=== WHAT TO PRODUCE ===
Each line below is to be written out in full, exactly as shown.

start GIVEN RECORDS

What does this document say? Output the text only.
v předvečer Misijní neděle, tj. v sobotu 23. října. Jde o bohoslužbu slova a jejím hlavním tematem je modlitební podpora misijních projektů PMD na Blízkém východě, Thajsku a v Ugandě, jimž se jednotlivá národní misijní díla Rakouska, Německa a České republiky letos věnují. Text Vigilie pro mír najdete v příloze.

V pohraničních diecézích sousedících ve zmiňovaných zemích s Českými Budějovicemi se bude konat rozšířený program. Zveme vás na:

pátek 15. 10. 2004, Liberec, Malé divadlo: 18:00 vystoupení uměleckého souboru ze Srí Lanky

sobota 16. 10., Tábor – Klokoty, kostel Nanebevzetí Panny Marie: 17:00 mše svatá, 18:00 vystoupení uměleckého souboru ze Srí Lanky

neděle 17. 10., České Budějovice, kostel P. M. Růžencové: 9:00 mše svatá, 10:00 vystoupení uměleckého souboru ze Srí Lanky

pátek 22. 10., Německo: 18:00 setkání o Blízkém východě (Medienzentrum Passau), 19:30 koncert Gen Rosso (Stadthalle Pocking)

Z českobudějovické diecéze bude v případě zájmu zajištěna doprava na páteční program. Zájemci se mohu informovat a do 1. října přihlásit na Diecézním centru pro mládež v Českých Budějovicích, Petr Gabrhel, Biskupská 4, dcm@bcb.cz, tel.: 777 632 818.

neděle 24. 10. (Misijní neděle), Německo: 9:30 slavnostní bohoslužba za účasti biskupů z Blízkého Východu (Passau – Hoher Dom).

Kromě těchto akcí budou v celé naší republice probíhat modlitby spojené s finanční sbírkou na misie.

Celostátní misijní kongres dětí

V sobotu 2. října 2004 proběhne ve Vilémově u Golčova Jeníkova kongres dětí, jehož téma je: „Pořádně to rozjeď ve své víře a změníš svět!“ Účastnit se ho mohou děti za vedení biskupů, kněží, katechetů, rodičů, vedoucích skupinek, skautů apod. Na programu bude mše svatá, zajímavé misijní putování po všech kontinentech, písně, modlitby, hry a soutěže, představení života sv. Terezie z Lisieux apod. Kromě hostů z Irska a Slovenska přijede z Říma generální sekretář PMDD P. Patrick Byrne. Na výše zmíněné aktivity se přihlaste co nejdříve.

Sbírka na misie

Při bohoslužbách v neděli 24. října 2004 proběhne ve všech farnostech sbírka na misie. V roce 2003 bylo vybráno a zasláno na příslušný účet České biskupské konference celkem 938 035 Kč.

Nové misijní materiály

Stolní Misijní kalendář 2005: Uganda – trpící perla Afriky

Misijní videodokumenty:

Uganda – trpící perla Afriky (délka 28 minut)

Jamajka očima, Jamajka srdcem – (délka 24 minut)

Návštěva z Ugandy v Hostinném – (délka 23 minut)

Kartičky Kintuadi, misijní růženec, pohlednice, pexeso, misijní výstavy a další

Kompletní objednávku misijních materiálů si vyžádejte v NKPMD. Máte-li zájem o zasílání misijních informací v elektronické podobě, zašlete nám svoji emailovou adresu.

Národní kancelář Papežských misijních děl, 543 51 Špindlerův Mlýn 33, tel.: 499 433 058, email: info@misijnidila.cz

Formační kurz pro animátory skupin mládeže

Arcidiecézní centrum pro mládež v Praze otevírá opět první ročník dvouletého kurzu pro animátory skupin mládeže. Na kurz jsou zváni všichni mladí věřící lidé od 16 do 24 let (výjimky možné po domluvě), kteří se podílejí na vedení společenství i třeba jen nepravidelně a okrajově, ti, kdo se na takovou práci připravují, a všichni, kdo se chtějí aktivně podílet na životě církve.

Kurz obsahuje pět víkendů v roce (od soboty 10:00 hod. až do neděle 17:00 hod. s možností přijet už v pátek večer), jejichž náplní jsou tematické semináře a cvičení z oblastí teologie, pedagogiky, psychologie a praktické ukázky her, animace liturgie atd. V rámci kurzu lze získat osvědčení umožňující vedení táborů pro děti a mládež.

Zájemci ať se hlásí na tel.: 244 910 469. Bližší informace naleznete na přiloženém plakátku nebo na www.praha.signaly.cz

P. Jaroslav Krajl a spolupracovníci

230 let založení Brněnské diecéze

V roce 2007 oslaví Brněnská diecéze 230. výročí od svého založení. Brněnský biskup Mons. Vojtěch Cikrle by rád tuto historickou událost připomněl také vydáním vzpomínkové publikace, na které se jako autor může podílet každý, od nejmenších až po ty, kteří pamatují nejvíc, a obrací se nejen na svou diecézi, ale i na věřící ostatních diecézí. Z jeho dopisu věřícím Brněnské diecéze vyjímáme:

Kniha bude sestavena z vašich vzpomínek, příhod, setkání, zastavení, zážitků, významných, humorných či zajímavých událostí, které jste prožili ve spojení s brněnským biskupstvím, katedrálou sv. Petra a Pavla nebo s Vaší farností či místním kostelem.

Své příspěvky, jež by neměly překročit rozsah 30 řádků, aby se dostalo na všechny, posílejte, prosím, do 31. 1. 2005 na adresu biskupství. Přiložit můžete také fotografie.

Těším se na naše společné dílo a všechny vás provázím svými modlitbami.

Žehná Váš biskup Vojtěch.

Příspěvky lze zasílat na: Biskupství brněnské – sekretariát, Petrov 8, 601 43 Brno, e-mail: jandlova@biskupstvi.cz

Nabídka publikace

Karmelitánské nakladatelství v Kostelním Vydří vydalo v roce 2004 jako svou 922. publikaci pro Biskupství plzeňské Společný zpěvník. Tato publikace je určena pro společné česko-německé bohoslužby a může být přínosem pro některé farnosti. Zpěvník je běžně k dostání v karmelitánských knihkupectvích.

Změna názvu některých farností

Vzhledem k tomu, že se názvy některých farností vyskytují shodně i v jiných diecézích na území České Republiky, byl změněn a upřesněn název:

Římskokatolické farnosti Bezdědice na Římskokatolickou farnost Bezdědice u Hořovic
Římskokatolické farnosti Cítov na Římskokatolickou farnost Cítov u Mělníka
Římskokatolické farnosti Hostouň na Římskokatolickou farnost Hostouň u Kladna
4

end GIVEN RECORDS

=== EXERCISE SOLUTION ===
What does this document say? Output the text only.
v předvečer Misijní neděle, tj. v sobotu 23. října. Jde o bohoslužbu slova a jejím hlavním tematem je modlitební podpora misijních projektů PMD na Blízkém východě, Thajsku a v Ugandě, jimž se jednotlivá národní misijní díla Rakouska, Německa a České republiky letos věnují. Text Vigilie pro mír najdete v příloze.

V pohraničních diecézích sousedících ve zmiňovaných zemích s Českými Budějovicemi se bude konat rozšířený program. Zveme vás na:

pátek 15. 10. 2004, Liberec, Malé divadlo: 18:00 vystoupení uměleckého souboru ze Srí Lanky

sobota 16. 10., Tábor – Klokoty, kostel Nanebevzetí Panny Marie: 17:00 mše svatá, 18:00 vystoupení uměleckého souboru ze Srí Lanky

neděle 17. 10., České Budějovice, kostel P. M. Růžencové: 9:00 mše svatá, 10:00 vystoupení uměleckého souboru ze Srí Lanky

pátek 22. 10., Německo: 18:00 setkání o Blízkém východě (Medienzentrum Passau), 19:30 koncert Gen Rosso (Stadthalle Pocking)

Z českobudějovické diecéze bude v případě zájmu zajištěna doprava na páteční program. Zájemci se mohu informovat a do 1. října přihlásit na Diecézním centru pro mládež v Českých Budějovicích, Petr Gabrhel, Biskupská 4, dcm@bcb.cz, tel.: 777 632 818.

neděle 24. 10. (Misijní neděle), Německo: 9:30 slavnostní bohoslužba za účasti biskupů z Blízkého Východu (Passau – Hoher Dom).

Kromě těchto akcí budou v celé naší republice probíhat modlitby spojené s finanční sbírkou na misie.

Celostátní misijní kongres dětí

V sobotu 2. října 2004 proběhne ve Vilémově u Golčova Jeníkova kongres dětí, jehož téma je: „Pořádně to rozjeď ve své víře a změníš svět!“ Účastnit se ho mohou děti za vedení biskupů, kněží, katechetů, rodičů, vedoucích skupinek, skautů apod. Na programu bude mše svatá, zajímavé misijní putování po všech kontinentech, písně, modlitby, hry a soutěže, představení života sv. Terezie z Lisieux apod. Kromě hostů z Irska a Slovenska přijede z Říma generální sekretář PMDD P. Patrick Byrne. Na výše zmíněné aktivity se přihlaste co nejdříve.

Sbírka na misie

Při bohoslužbách v neděli 24. října 2004 proběhne ve všech farnostech sbírka na misie. V roce 2003 bylo vybráno a zasláno na příslušný účet České biskupské konference celkem 938 035 Kč.

Nové misijní materiály

Stolní Misijní kalendář 2005: Uganda – trpící perla Afriky

Misijní videodokumenty:

Uganda – trpící perla Afriky (délka 28 minut)

Jamajka očima, Jamajka srdcem – (délka 24 minut)

Návštěva z Ugandy v Hostinném – (délka 23 minut)

Kartičky Kintuadi, misijní růženec, pohlednice, pexeso, misijní výstavy a další

Kompletní objednávku misijních materiálů si vyžádejte v NKPMD. Máte-li zájem o zasílání misijních informací v elektronické podobě, zašlete nám svoji emailovou adresu.

Národní kancelář Papežských misijních děl, 543 51 Špindlerův Mlýn 33, tel.: 499 433 058, email: info@misijnidila.cz

Formační kurz pro animátory skupin mládeže

Arcidiecézní centrum pro mládež v Praze otevírá opět první ročník dvouletého kurzu pro animátory skupin mládeže. Na kurz jsou zváni všichni mladí věřící lidé od 16 do 24 let (výjimky možné po domluvě), kteří se podílejí na vedení společenství i třeba jen nepravidelně a okrajově, ti, kdo se na takovou práci připravují, a všichni, kdo se chtějí aktivně podílet na životě církve.

Kurz obsahuje pět víkendů v roce (od soboty 10:00 hod. až do neděle 17:00 hod. s možností přijet už v pátek večer), jejichž náplní jsou tematické semináře a cvičení z oblastí teologie, pedagogiky, psychologie a praktické ukázky her, animace liturgie atd. V rámci kurzu lze získat osvědčení umožňující vedení táborů pro děti a mládež.

Zájemci ať se hlásí na tel.: 244 910 469. Bližší informace naleznete na přiloženém plakátku nebo na www.praha.signaly.cz

P. Jaroslav Krajl a spolupracovníci

230 let založení Brněnské diecéze

V roce 2007 oslaví Brněnská diecéze 230. výročí od svého založení. Brněnský biskup Mons. Vojtěch Cikrle by rád tuto historickou událost připomněl také vydáním vzpomínkové publikace, na které se jako autor může podílet každý, od nejmenších až po ty, kteří pamatují nejvíc, a obrací se nejen na svou diecézi, ale i na věřící ostatních diecézí. Z jeho dopisu věřícím Brněnské diecéze vyjímáme:

Kniha bude sestavena z vašich vzpomínek, příhod, setkání, zastavení, zážitků, významných, humorných či zajímavých událostí, které jste prožili ve spojení s brněnským biskupstvím, katedrálou sv. Petra a Pavla nebo s Vaší farností či místním kostelem.

Své příspěvky, jež by neměly překročit rozsah 30 řádků, aby se dostalo na všechny, posílejte, prosím, do 31. 1. 2005 na adresu biskupství. Přiložit můžete také fotografie.

Těším se na naše společné dílo a všechny vás provázím svými modlitbami.

Žehná Váš biskup Vojtěch.

Příspěvky lze zasílat na: Biskupství brněnské – sekretariát, Petrov 8, 601 43 Brno, e-mail: jandlova@biskupstvi.cz

Nabídka publikace

Karmelitánské nakladatelství v Kostelním Vydří vydalo v roce 2004 jako svou 922. publikaci pro Biskupství plzeňské Společný zpěvník. Tato publikace je určena pro společné česko-německé bohoslužby a může být přínosem pro některé farnosti. Zpěvník je běžně k dostání v karmelitánských knihkupectvích.

Změna názvu některých farností

Vzhledem k tomu, že se názvy některých farností vyskytují shodně i v jiných diecézích na území České Republiky, byl změněn a upřesněn název:

Římskokatolické farnosti Bezdědice na Římskokatolickou farnost Bezdědice u Hořovic
Římskokatolické farnosti Cítov na Římskokatolickou farnost Cítov u Mělníka
Římskokatolické farnosti Hostouň na Římskokatolickou farnost Hostouň u Kladna
4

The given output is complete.